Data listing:
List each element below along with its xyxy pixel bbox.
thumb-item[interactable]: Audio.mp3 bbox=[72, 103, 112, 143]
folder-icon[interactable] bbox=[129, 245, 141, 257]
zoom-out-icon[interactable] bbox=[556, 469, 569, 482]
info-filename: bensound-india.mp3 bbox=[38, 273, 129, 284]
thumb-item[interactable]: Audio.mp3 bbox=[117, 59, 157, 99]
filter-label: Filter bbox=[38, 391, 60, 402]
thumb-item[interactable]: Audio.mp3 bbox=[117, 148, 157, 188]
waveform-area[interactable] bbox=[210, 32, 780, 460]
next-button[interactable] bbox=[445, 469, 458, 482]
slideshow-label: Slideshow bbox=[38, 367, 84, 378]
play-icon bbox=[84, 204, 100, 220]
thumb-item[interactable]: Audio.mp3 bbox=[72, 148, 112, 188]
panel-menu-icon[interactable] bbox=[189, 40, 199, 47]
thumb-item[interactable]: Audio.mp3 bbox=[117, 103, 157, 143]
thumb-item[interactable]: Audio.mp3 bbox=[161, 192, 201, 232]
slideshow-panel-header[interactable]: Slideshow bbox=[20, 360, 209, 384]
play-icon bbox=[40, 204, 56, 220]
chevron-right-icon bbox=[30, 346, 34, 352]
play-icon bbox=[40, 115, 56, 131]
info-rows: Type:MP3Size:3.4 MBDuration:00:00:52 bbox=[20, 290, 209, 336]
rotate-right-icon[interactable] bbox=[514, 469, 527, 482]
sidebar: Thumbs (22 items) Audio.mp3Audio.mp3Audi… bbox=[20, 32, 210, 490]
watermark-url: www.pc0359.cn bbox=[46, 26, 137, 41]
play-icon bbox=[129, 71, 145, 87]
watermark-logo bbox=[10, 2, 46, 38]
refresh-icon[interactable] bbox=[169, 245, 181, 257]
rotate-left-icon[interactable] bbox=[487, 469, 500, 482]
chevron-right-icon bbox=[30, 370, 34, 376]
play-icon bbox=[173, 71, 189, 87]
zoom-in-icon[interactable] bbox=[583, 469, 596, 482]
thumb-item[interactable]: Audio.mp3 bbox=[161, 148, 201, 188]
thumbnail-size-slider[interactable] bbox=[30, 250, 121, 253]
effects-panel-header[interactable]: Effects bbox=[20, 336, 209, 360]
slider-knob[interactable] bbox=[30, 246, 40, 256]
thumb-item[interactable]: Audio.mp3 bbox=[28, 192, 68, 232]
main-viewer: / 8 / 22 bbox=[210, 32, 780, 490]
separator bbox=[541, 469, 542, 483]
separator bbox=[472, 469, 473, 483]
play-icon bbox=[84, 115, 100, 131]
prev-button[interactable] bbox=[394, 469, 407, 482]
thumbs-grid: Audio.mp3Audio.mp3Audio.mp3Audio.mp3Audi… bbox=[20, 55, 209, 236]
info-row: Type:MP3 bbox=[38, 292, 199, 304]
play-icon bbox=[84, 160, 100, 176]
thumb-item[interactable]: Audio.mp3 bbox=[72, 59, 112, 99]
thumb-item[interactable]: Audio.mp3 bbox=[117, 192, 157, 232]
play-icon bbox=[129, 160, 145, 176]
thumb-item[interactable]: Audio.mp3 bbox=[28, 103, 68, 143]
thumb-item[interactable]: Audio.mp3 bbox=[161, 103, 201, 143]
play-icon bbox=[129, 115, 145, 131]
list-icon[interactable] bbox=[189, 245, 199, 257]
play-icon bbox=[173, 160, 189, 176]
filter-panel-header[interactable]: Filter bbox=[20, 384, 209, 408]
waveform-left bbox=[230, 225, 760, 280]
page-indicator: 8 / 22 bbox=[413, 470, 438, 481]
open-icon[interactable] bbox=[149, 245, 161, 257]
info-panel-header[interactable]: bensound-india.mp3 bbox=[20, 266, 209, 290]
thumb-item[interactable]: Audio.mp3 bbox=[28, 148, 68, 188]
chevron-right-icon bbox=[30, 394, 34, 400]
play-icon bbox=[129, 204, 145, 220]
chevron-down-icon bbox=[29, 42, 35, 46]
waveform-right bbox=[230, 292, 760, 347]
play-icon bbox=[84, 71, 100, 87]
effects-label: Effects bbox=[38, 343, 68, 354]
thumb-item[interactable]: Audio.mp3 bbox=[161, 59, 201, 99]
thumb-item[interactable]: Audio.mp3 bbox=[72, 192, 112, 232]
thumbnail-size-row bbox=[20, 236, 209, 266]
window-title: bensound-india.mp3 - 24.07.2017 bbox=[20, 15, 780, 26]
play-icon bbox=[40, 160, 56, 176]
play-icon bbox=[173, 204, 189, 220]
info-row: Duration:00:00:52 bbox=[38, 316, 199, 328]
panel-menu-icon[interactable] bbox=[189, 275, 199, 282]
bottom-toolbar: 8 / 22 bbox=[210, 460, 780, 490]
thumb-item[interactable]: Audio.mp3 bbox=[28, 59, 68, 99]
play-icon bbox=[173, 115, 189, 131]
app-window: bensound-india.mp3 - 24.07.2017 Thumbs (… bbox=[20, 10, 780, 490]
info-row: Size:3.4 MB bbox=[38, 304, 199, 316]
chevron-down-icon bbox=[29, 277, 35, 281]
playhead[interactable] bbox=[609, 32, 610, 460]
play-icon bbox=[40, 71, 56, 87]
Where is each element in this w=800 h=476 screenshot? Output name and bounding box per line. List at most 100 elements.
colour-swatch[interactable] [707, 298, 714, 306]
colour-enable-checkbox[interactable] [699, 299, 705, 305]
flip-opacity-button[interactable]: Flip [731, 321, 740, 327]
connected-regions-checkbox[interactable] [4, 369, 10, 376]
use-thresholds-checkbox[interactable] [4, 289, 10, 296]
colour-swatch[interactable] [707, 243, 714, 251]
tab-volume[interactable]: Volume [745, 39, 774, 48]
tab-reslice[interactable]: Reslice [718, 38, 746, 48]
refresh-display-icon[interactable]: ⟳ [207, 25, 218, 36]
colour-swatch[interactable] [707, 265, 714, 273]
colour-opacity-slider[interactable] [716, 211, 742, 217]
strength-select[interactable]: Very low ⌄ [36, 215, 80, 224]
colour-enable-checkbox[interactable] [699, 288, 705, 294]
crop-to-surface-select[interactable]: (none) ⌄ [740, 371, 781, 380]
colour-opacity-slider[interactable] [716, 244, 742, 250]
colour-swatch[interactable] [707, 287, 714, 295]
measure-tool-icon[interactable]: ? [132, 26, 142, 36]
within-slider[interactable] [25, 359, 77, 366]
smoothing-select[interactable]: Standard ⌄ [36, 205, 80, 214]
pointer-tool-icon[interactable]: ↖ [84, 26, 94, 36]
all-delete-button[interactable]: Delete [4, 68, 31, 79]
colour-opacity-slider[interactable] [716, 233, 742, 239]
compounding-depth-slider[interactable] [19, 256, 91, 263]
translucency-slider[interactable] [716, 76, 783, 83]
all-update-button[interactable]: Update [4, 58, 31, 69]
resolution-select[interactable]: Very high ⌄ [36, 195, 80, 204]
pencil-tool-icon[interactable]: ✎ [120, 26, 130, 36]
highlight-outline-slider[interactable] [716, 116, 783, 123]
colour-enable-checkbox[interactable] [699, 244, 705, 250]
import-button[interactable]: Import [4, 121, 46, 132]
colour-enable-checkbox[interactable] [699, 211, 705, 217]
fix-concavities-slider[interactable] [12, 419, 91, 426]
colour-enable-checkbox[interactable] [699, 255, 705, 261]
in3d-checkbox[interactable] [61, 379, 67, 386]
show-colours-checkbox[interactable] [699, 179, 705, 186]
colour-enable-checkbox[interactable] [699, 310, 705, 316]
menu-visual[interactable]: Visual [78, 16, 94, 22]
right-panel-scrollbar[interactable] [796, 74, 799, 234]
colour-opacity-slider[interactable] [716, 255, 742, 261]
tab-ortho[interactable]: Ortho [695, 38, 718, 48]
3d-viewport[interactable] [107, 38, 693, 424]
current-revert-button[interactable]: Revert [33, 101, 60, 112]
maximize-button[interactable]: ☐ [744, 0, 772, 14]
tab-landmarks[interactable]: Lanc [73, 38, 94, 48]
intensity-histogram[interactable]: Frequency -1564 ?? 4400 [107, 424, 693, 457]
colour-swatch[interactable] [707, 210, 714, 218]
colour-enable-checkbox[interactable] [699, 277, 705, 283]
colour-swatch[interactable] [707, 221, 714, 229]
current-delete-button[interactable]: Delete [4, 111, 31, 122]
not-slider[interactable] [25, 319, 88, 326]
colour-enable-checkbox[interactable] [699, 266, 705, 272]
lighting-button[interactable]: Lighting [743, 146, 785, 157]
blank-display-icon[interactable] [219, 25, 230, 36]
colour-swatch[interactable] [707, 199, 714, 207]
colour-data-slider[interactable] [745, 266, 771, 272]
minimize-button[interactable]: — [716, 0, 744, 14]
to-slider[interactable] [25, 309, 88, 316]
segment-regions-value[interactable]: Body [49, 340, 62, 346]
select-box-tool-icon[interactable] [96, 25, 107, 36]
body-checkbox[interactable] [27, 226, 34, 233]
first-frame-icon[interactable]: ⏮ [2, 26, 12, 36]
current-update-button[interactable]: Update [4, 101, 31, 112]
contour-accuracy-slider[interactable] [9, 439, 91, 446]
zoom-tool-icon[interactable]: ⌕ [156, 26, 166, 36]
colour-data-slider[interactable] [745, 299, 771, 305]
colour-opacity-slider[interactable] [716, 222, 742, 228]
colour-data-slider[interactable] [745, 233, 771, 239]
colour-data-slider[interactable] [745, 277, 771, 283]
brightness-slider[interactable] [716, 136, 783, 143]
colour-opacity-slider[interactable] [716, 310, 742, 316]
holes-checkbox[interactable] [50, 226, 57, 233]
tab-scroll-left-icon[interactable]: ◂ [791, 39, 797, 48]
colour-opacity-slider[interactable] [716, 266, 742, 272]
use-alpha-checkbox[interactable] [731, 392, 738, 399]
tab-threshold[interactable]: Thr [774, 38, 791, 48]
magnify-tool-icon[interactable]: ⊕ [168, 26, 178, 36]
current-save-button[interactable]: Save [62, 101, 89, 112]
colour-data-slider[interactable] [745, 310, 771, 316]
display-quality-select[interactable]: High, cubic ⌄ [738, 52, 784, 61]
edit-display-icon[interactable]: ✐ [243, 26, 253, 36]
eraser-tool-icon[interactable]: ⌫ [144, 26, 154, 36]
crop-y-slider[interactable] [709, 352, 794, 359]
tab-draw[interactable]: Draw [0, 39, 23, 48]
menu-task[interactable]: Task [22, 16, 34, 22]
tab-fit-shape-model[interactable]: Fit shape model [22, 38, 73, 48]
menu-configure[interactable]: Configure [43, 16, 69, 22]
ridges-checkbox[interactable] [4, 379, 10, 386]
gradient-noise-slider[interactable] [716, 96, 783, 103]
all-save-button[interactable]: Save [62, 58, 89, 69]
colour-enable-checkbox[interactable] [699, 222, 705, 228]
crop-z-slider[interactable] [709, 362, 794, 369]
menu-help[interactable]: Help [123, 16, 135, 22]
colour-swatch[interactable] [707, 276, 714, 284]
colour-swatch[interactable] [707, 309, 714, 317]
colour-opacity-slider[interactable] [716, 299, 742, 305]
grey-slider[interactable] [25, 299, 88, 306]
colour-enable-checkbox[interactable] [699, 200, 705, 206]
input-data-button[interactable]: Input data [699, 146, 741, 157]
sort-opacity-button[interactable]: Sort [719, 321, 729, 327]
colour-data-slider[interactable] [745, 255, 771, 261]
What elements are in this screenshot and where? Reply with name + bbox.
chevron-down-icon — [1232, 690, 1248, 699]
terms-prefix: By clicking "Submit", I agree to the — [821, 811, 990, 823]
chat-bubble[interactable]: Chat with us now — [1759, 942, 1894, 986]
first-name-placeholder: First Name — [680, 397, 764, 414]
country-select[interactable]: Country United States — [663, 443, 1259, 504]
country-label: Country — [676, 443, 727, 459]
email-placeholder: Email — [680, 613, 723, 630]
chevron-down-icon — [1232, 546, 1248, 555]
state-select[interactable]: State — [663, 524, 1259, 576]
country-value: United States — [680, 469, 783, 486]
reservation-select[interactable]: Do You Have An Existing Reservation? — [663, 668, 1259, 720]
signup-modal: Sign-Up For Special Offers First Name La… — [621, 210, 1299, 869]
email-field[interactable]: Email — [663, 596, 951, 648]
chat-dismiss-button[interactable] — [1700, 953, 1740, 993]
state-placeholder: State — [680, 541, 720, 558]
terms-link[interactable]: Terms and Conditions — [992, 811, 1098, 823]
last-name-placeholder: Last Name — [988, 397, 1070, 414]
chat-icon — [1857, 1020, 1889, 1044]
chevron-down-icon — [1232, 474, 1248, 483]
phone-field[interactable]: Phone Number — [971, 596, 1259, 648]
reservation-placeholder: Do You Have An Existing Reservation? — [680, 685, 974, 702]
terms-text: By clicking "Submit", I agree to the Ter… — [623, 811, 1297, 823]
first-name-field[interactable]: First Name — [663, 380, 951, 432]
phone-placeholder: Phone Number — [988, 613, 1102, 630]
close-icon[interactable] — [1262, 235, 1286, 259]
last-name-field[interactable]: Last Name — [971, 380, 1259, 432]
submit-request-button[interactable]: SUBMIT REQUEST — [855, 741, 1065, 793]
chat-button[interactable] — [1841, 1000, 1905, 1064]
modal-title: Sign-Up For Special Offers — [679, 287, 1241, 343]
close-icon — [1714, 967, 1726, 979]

§ Directive: From the start of the records up to and including the line with "waveform-area[interactable] bbox=[210, 32, 780, 460]", swap "folder-icon" for "directory-icon" and give those lines again with everything else unchanged.

§ Solution for this task:
List each element below along with its xyxy pixel bbox.
thumb-item[interactable]: Audio.mp3 bbox=[72, 103, 112, 143]
directory-icon[interactable] bbox=[129, 245, 141, 257]
zoom-out-icon[interactable] bbox=[556, 469, 569, 482]
info-filename: bensound-india.mp3 bbox=[38, 273, 129, 284]
thumb-item[interactable]: Audio.mp3 bbox=[117, 59, 157, 99]
filter-label: Filter bbox=[38, 391, 60, 402]
thumb-item[interactable]: Audio.mp3 bbox=[117, 148, 157, 188]
waveform-area[interactable] bbox=[210, 32, 780, 460]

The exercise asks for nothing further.